EXTRAIT:
Une rescapée d’Auschwitz se rappelle l’odeur de la fumée des crématoires, la lutte pour la survie, le néant de sentiments et ses cauchemars.

Mengele était présent à notre descente du wagon, mais nous ne savions pas qui était ce bel homme, sympathique à première vue, entouré de soldats, officiers et gardes SS, chiens. On ne comprenait pas, mais les prisonniers polonais qui nous aidaient à descendre du wagon nous ont dit : «  Vous allez être sélectionnés. Allez à droite, pas à gauche. Dites que vous voulez travailler.  »

On a compris qu’il y avait un danger de ne pas aller au travail, mais sans savoir encore ce que cela signifiait d’aller à gauche, c’est-à-dire vers les chambres à gaz, tout de suite. Les prisonniers polonais ajoutaient, sans autre explication : «  Donnez les petits enfants aux grands-mères et vous, les mères, dites que vous voulez travailler. Donnez vos enfants à vos parents, n’allez pas avec les petits.  » Il était déchirant de voir les pauvres femmes qui refusaient de donner leurs enfants, mais on ne savait pas encore que ces mères, qui ne lâchaient pas leurs petits, allaient avec leurs enfants vers les chambres à gaz, en l’ignorant.

C’est un film muet que j’ai en tête. Je vois des images mais je n’entends pas le son. Certes, j’arrive à reproduire les cris en allemand : Raus ! Schnell ! etc. Pas l’aboiement des chiens-loups.

Annotations des cadres d'éléments:
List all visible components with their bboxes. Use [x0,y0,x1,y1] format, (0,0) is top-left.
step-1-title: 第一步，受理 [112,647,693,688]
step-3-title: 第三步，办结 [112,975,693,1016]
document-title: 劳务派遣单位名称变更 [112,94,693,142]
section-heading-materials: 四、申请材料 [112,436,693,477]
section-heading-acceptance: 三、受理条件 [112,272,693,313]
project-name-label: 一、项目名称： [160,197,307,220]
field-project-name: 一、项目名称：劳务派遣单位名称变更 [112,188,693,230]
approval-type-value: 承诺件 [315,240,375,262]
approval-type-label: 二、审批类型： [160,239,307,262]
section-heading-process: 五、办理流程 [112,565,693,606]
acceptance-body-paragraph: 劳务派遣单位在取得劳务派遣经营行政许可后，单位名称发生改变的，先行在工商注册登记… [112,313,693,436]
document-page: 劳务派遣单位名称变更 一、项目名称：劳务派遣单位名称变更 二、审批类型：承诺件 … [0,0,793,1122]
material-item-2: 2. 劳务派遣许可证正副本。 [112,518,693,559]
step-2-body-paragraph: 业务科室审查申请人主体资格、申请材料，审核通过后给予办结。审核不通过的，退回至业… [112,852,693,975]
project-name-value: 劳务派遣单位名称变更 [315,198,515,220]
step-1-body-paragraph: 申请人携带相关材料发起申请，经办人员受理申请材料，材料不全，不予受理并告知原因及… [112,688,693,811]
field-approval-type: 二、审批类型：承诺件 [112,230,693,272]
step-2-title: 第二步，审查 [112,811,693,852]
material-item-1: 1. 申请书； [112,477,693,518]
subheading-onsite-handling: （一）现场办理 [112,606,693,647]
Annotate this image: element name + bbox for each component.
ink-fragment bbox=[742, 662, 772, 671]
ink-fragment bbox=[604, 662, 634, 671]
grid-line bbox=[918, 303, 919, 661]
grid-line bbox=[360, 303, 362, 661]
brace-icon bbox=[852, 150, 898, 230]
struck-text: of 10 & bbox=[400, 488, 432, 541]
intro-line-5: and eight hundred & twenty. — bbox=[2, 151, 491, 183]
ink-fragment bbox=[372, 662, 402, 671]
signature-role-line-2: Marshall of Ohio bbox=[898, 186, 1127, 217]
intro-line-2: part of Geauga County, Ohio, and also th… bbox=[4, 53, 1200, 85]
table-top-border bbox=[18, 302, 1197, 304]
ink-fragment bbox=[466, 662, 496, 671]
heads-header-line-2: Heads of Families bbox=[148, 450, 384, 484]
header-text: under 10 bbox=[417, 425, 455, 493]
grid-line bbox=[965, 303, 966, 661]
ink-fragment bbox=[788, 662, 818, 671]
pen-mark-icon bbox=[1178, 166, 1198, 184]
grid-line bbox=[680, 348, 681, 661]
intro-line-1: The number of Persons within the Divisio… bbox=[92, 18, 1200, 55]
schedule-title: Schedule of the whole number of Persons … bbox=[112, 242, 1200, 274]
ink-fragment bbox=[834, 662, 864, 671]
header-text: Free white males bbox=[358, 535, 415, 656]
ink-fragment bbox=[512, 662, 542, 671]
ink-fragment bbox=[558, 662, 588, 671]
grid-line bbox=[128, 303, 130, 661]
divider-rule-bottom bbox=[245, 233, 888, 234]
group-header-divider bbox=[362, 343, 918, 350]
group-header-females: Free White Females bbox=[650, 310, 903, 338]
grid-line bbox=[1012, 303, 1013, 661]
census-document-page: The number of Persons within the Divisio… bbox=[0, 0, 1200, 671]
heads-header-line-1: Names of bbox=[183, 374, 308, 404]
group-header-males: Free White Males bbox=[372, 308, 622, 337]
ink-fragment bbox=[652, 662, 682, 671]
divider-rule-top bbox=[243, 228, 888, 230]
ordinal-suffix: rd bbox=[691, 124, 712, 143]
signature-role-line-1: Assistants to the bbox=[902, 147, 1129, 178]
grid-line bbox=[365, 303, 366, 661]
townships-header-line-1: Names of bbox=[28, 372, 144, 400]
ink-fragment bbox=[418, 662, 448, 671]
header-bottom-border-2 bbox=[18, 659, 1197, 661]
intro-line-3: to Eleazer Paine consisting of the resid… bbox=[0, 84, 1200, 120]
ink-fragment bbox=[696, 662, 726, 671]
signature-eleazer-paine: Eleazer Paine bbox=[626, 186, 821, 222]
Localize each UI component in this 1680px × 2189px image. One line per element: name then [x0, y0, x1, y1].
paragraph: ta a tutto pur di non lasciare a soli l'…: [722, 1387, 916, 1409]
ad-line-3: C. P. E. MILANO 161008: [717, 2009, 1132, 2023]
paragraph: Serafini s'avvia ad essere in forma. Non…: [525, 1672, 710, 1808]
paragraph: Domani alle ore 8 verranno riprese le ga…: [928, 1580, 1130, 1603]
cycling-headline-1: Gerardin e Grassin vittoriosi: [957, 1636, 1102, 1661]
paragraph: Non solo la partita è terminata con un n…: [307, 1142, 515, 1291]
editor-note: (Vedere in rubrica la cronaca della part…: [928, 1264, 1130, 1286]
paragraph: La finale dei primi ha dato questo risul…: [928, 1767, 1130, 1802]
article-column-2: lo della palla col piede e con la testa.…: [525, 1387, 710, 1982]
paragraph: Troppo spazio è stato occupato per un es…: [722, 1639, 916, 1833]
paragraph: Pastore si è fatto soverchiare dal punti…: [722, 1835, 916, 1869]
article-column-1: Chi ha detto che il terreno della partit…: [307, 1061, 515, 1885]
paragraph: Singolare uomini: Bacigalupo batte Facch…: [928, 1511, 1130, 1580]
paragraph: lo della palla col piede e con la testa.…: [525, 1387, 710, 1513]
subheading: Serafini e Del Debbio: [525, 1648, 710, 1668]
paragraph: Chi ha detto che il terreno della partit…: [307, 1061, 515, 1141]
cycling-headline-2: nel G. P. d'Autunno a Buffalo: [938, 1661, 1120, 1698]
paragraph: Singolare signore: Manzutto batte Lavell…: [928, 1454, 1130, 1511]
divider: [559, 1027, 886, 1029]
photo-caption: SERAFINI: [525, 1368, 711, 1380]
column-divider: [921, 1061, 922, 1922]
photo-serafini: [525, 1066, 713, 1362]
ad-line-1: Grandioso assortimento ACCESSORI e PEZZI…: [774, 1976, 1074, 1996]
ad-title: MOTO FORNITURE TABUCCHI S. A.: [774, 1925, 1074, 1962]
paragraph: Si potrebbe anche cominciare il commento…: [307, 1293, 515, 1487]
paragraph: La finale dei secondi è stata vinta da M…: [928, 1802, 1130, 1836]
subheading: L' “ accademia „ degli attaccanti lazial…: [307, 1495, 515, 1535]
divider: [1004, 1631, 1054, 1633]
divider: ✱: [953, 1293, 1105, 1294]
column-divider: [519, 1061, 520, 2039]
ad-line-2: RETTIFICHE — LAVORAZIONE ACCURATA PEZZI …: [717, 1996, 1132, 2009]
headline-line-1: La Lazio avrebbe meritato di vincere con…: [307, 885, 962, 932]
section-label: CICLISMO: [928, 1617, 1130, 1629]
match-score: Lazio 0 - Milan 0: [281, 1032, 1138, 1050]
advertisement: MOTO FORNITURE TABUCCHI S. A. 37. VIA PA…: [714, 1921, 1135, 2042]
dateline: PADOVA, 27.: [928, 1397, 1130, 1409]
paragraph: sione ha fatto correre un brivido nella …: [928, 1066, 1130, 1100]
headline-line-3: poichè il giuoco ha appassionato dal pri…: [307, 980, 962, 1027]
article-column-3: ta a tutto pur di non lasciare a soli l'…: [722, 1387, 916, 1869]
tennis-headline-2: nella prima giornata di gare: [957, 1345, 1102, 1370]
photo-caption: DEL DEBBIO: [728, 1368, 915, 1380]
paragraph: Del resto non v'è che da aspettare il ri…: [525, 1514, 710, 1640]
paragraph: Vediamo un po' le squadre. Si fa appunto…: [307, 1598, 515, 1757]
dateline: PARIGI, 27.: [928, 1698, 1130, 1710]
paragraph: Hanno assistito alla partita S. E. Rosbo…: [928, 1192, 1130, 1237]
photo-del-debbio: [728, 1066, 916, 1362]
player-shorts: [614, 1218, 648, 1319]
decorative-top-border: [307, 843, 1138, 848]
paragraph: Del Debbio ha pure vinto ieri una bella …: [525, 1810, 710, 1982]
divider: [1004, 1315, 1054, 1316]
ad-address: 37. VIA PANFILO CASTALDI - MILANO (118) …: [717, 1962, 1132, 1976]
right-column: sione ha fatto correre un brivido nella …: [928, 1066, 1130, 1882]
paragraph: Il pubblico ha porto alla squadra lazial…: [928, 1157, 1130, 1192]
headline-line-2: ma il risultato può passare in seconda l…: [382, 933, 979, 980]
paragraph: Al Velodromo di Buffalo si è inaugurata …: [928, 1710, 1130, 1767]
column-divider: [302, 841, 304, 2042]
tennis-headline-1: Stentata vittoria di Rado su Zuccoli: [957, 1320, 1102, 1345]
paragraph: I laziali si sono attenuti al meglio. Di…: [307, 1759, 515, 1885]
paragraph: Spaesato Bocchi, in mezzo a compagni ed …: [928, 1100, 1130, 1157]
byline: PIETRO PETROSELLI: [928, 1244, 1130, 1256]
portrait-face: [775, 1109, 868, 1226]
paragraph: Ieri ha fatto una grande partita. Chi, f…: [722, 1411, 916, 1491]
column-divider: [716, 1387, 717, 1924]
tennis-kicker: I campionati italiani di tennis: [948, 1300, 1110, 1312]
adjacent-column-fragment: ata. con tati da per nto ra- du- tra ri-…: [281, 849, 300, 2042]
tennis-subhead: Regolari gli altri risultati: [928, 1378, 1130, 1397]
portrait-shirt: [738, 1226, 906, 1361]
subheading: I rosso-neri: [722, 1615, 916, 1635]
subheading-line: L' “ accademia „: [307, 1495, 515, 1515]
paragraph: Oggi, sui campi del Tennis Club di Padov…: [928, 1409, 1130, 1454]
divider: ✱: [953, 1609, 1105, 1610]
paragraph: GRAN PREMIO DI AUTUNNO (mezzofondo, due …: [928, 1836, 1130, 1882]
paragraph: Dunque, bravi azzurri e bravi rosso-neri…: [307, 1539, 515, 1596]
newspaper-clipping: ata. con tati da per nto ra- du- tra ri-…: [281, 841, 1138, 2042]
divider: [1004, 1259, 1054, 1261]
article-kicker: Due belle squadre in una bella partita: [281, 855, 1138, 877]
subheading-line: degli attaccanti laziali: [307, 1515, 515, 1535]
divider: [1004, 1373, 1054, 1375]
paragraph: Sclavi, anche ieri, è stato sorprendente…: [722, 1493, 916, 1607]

CONSIGNES:
1. D'après la phrase d'introduction de l'extrait, de quoi la rescapée se souvient-elle ? Énumérez chaque élément.
2. Recopiez le passage de l'extrait qui s'ouvre sur les mots contenant "On a compris" et s'achève sur "gaz, en l’ignorant.".
Ces enregistrements n'ont aucun lien avec l'extrait.

CORRIGÉS DES EXERCICES:
1.
- l'odeur de la fumée des crématoires
- la lutte pour la survie
- le néant de sentiments
- ses cauchemars

2.
On a compris qu’il y avait un danger de ne pas aller au travail, mais sans savoir encore ce que cela signifiait d’aller à gauche, c’est-à-dire vers les chambres à gaz, tout de suite. Les prisonniers polonais ajoutaient, sans autre explication : «  Donnez les petits enfants aux grands-mères et vous, les mères, dites que vous voulez travailler. Donnez vos enfants à vos parents, n’allez pas avec les petits.  » Il était déchirant de voir les pauvres femmes qui refusaient de donner leurs enfants, mais on ne savait pas encore que ces mères, qui ne lâchaient pas leurs petits, allaient avec leurs enfants vers les chambres à gaz, en l’ignorant.